Please output the records below in full, exactly as given, but without the images.
□ □ □ □ □ □ □
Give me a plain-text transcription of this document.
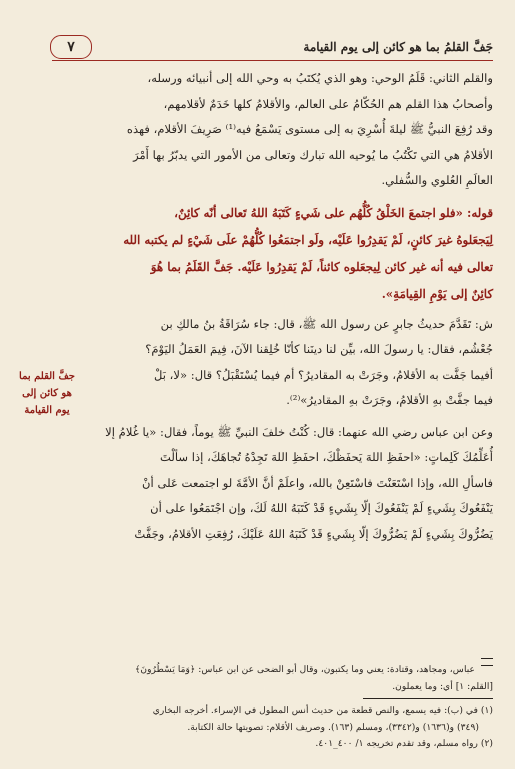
جَفَّ القلمُ بما هو كائن إلى يوم القيامة
٧

والقلم الثاني: قَلَمُ الوحي: وهو الذي يُكتَبُ به وحي الله إلى أنبيائه ورسله،

وأصحابُ هذا القلم هم الحُكّامُ على العالم، والأقلامُ كلها خَدَمٌ لأقلامهم،

وقد رُفِعَ النبيُّ ﷺ ليلةَ أُسْرِيَ به إلى مستوى يَسْمَعُ فيه⁽¹⁾ صَرِيفَ الأقلام، فهذه

الأقلامُ هي التي تَكْتُبُ ما يُوحيه الله تبارك وتعالى من الأمور التي يدبّرُ بها أَمْرَ

العالَمِ العُلوي والسُّفلي.

قوله: «فلو اجتمعَ الخَلْقُ كُلُّهُم على شَيءٍ كَتَبَهُ اللهُ تَعالى أنّه كائِنٌ،

لِيَجعَلوهُ غيرَ كائنٍ، لَمْ يَقدِرُوا عَلَيْه، ولَو اجتمَعُوا كُلُّهُمْ علَى شَيْءٍ لم يكتبه الله

تعالى فيه أنه غير كائن لِيجعَلوه كائناً، لَمْ يَقدِرُوا عَلَيْه. جَفَّ القَلَمُ بما هُوَ

كائِنٌ إلى يَوْمِ القِيامَةِ».

ش: تَقَدَّمَ حديثُ جابرٍ عن رسول الله ﷺ، قال: جاء سُرَاقَةُ بنُ مالكِ بن

جُعْشُم، فقال: يا رسولَ الله، بيِّن لنا دينَنا كأنّا خُلِقنا الآنَ، فِيمَ العَمَلُ اليَوْمَ؟

أفيما جَفَّت به الأقلامُ، وجَرَتْ به المقاديرُ؟ أم فيما يُسْتَقْبَلُ؟ قال: «لا، بَلْ

فيما جفَّتْ بهِ الأقلامُ، وجَرَتْ بهِ المقاديرُ»⁽²⁾.

وعن ابن عباس رضي الله عنهما: قال: كُنْتُ خلفَ النبيِّ ﷺ يوماً، فقال: «يا غُلامُ إلا

أُعَلِّمُكَ كَلِماتٍ: «احفَظِ اللهَ يَحفَظْكَ، احفَظِ اللهَ تَجِدْهُ تُجاهَكَ، إذا سألْتَ

فاسألِ الله، وإذا اسْتَعَنْتَ فاسْتَعِنْ بالله، واعلَمْ أنَّ الأمَّةَ لو اجتمعت عَلى أنْ

يَنْفَعُوكَ بِشَيءٍ لَمْ يَنْفَعُوكَ إلّا بِشَيءٍ قَدْ كَتَبَهُ اللهُ لَكَ، وإن اجْتَمَعُوا على أن

يَضُرُّوكَ بِشَيءٍ لَمْ يَضُرُّوكَ إلّا بِشَيءٍ قَدْ كَتَبَهُ اللهُ عَلَيْكَ، رُفِعَتِ الأقلامُ، وجَفَّتْ

جفَّ القلم بما
هو كائن إلى
يوم القيامة

عباس، ومجاهد، وقتادة: يعني وما يكتبون، وقال أبو الضحى عن ابن عباس: ﴿وَمَا يَسْطُرُونَ﴾

[القلم: ١] أي: وما يعملون.

(١) في (ب): فيه يسمع، والنص قطعة من حديث أنس المطول في الإسراء. أخرجه البخاري

(٣٤٩) و(١٦٣٦) و(٣٣٤٢)، ومسلم (١٦٣). وصريف الأقلام: تصويتها حالة الكتابة.

(٢) رواه مسلم، وقد تقدم تخريجه ١/ ٤٠٠_٤٠١.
□ □ □ □ □ □ □
→ CORRECT ANSWER
Give me a plain-text transcription of this document.
جَفَّ القلمُ بما هو كائن إلى يوم القيامة
٧

والقلم الثاني: قَلَمُ الوحي: وهو الذي يُكتَبُ به وحي الله إلى أنبيائه ورسله،

وأصحابُ هذا القلم هم الحُكّامُ على العالم، والأقلامُ كلها خَدَمٌ لأقلامهم،

وقد رُفِعَ النبيُّ ﷺ ليلةَ أُسْرِيَ به إلى مستوى يَسْمَعُ فيه⁽¹⁾ صَرِيفَ الأقلام، فهذه

الأقلامُ هي التي تَكْتُبُ ما يُوحيه الله تبارك وتعالى من الأمور التي يدبّرُ بها أَمْرَ

العالَمِ العُلوي والسُّفلي.

قوله: «فلو اجتمعَ الخَلْقُ كُلُّهُم على شَيءٍ كَتَبَهُ اللهُ تَعالى أنّه كائِنٌ،

لِيَجعَلوهُ غيرَ كائنٍ، لَمْ يَقدِرُوا عَلَيْه، ولَو اجتمَعُوا كُلُّهُمْ علَى شَيْءٍ لم يكتبه الله

تعالى فيه أنه غير كائن لِيجعَلوه كائناً، لَمْ يَقدِرُوا عَلَيْه. جَفَّ القَلَمُ بما هُوَ

كائِنٌ إلى يَوْمِ القِيامَةِ».

ش: تَقَدَّمَ حديثُ جابرٍ عن رسول الله ﷺ، قال: جاء سُرَاقَةُ بنُ مالكِ بن

جُعْشُم، فقال: يا رسولَ الله، بيِّن لنا دينَنا كأنّا خُلِقنا الآنَ، فِيمَ العَمَلُ اليَوْمَ؟

أفيما جَفَّت به الأقلامُ، وجَرَتْ به المقاديرُ؟ أم فيما يُسْتَقْبَلُ؟ قال: «لا، بَلْ

فيما جفَّتْ بهِ الأقلامُ، وجَرَتْ بهِ المقاديرُ»⁽²⁾.

وعن ابن عباس رضي الله عنهما: قال: كُنْتُ خلفَ النبيِّ ﷺ يوماً، فقال: «يا غُلامُ إلا

أُعَلِّمُكَ كَلِماتٍ: «احفَظِ اللهَ يَحفَظْكَ، احفَظِ اللهَ تَجِدْهُ تُجاهَكَ، إذا سألْتَ

فاسألِ الله، وإذا اسْتَعَنْتَ فاسْتَعِنْ بالله، واعلَمْ أنَّ الأمَّةَ لو اجتمعت عَلى أنْ

يَنْفَعُوكَ بِشَيءٍ لَمْ يَنْفَعُوكَ إلّا بِشَيءٍ قَدْ كَتَبَهُ اللهُ لَكَ، وإن اجْتَمَعُوا على أن

يَضُرُّوكَ بِشَيءٍ لَمْ يَضُرُّوكَ إلّا بِشَيءٍ قَدْ كَتَبَهُ اللهُ عَلَيْكَ، رُفِعَتِ الأقلامُ، وجَفَّتْ

جفَّ القلم بما
هو كائن إلى
يوم القيامة

عباس، ومجاهد، وقتادة: يعني وما يكتبون، وقال أبو الضحى عن ابن عباس: ﴿وَمَا يَسْطُرُونَ﴾

[القلم: ١] أي: وما يعملون.

(١) في (ب): فيه يسمع، والنص قطعة من حديث أنس المطول في الإسراء. أخرجه البخاري

(٣٤٩) و(١٦٣٦) و(٣٣٤٢)، ومسلم (١٦٣). وصريف الأقلام: تصويتها حالة الكتابة.

(٢) رواه مسلم، وقد تقدم تخريجه ١/ ٤٠٠_٤٠١.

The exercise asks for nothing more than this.